● **What to do**
Without the images, write out the whole listing exactly.

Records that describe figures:
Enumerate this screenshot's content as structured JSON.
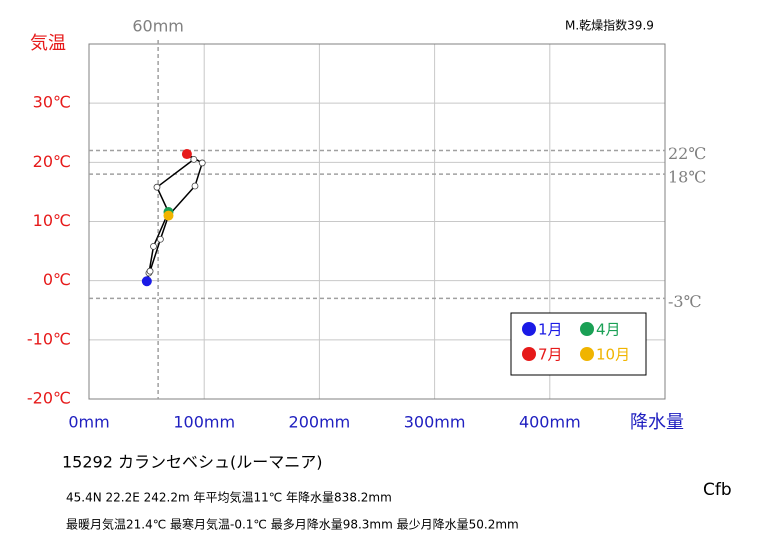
{
  "chart_data": {
    "type": "scatter",
    "y_label": "気温",
    "x_label": "降水量",
    "x": [
      50.2,
      52,
      56,
      69,
      59,
      91,
      85,
      98.3,
      92,
      69,
      62,
      53
    ],
    "values": [
      -0.1,
      1.3,
      5.8,
      11.6,
      15.8,
      20.5,
      21.4,
      19.9,
      16.0,
      11.0,
      7.0,
      1.6
    ],
    "marker_colors": [
      "#1a1ae6",
      "#ffffff",
      "#ffffff",
      "#1aa055",
      "#ffffff",
      "#ffffff",
      "#e61a1a",
      "#ffffff",
      "#ffffff",
      "#f0b400",
      "#ffffff",
      "#ffffff"
    ],
    "line_color": "#000000",
    "closed_line": true,
    "xlim": [
      0,
      500
    ],
    "xticks": [
      {
        "value": 0,
        "label": "0mm"
      },
      {
        "value": 100,
        "label": "100mm"
      },
      {
        "value": 200,
        "label": "200mm"
      },
      {
        "value": 300,
        "label": "300mm"
      },
      {
        "value": 400,
        "label": "400mm"
      }
    ],
    "ylim": [
      -20,
      40
    ],
    "yticks": [
      {
        "value": -20,
        "label": "-20℃"
      },
      {
        "value": -10,
        "label": "-10℃"
      },
      {
        "value": 0,
        "label": "0℃"
      },
      {
        "value": 10,
        "label": "10℃"
      },
      {
        "value": 20,
        "label": "20℃"
      },
      {
        "value": 30,
        "label": "30℃"
      }
    ],
    "grid": true,
    "reference_lines": {
      "x": [
        {
          "value": 60,
          "label": "60mm"
        }
      ],
      "y": [
        {
          "value": 22,
          "label": "22℃"
        },
        {
          "value": 18,
          "label": "18℃"
        },
        {
          "value": -3,
          "label": "-3℃"
        }
      ]
    },
    "legend": [
      {
        "name": "1月",
        "color": "#1a1ae6"
      },
      {
        "name": "4月",
        "color": "#1aa055"
      },
      {
        "name": "7月",
        "color": "#e61a1a"
      },
      {
        "name": "10月",
        "color": "#f0b400"
      }
    ],
    "dryness_index": "M.乾燥指数39.9",
    "station": "15292  カランセベシュ(ルーマニア)",
    "info_line1": "45.4N  22.2E  242.2m   年平均気温11℃  年降水量838.2mm",
    "info_line2": "最暖月気温21.4℃  最寒月気温-0.1℃  最多月降水量98.3mm  最少月降水量50.2mm",
    "climate_class": "Cfb"
  }
}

● **Correct answer**
Enumerate this screenshot's content as structured JSON.
{
  "chart_data": {
    "type": "scatter",
    "y_label": "気温",
    "x_label": "降水量",
    "x": [
      50.2,
      52,
      56,
      69,
      59,
      91,
      85,
      98.3,
      92,
      69,
      62,
      53
    ],
    "values": [
      -0.1,
      1.3,
      5.8,
      11.6,
      15.8,
      20.5,
      21.4,
      19.9,
      16.0,
      11.0,
      7.0,
      1.6
    ],
    "marker_colors": [
      "#1a1ae6",
      "#ffffff",
      "#ffffff",
      "#1aa055",
      "#ffffff",
      "#ffffff",
      "#e61a1a",
      "#ffffff",
      "#ffffff",
      "#f0b400",
      "#ffffff",
      "#ffffff"
    ],
    "line_color": "#000000",
    "closed_line": true,
    "xlim": [
      0,
      500
    ],
    "xticks": [
      {
        "value": 0,
        "label": "0mm"
      },
      {
        "value": 100,
        "label": "100mm"
      },
      {
        "value": 200,
        "label": "200mm"
      },
      {
        "value": 300,
        "label": "300mm"
      },
      {
        "value": 400,
        "label": "400mm"
      }
    ],
    "ylim": [
      -20,
      40
    ],
    "yticks": [
      {
        "value": -20,
        "label": "-20℃"
      },
      {
        "value": -10,
        "label": "-10℃"
      },
      {
        "value": 0,
        "label": "0℃"
      },
      {
        "value": 10,
        "label": "10℃"
      },
      {
        "value": 20,
        "label": "20℃"
      },
      {
        "value": 30,
        "label": "30℃"
      }
    ],
    "grid": true,
    "reference_lines": {
      "x": [
        {
          "value": 60,
          "label": "60mm"
        }
      ],
      "y": [
        {
          "value": 22,
          "label": "22℃"
        },
        {
          "value": 18,
          "label": "18℃"
        },
        {
          "value": -3,
          "label": "-3℃"
        }
      ]
    },
    "legend": [
      {
        "name": "1月",
        "color": "#1a1ae6"
      },
      {
        "name": "4月",
        "color": "#1aa055"
      },
      {
        "name": "7月",
        "color": "#e61a1a"
      },
      {
        "name": "10月",
        "color": "#f0b400"
      }
    ],
    "dryness_index": "M.乾燥指数39.9",
    "station": "15292  カランセベシュ(ルーマニア)",
    "info_line1": "45.4N  22.2E  242.2m   年平均気温11℃  年降水量838.2mm",
    "info_line2": "最暖月気温21.4℃  最寒月気温-0.1℃  最多月降水量98.3mm  最少月降水量50.2mm",
    "climate_class": "Cfb"
  }
}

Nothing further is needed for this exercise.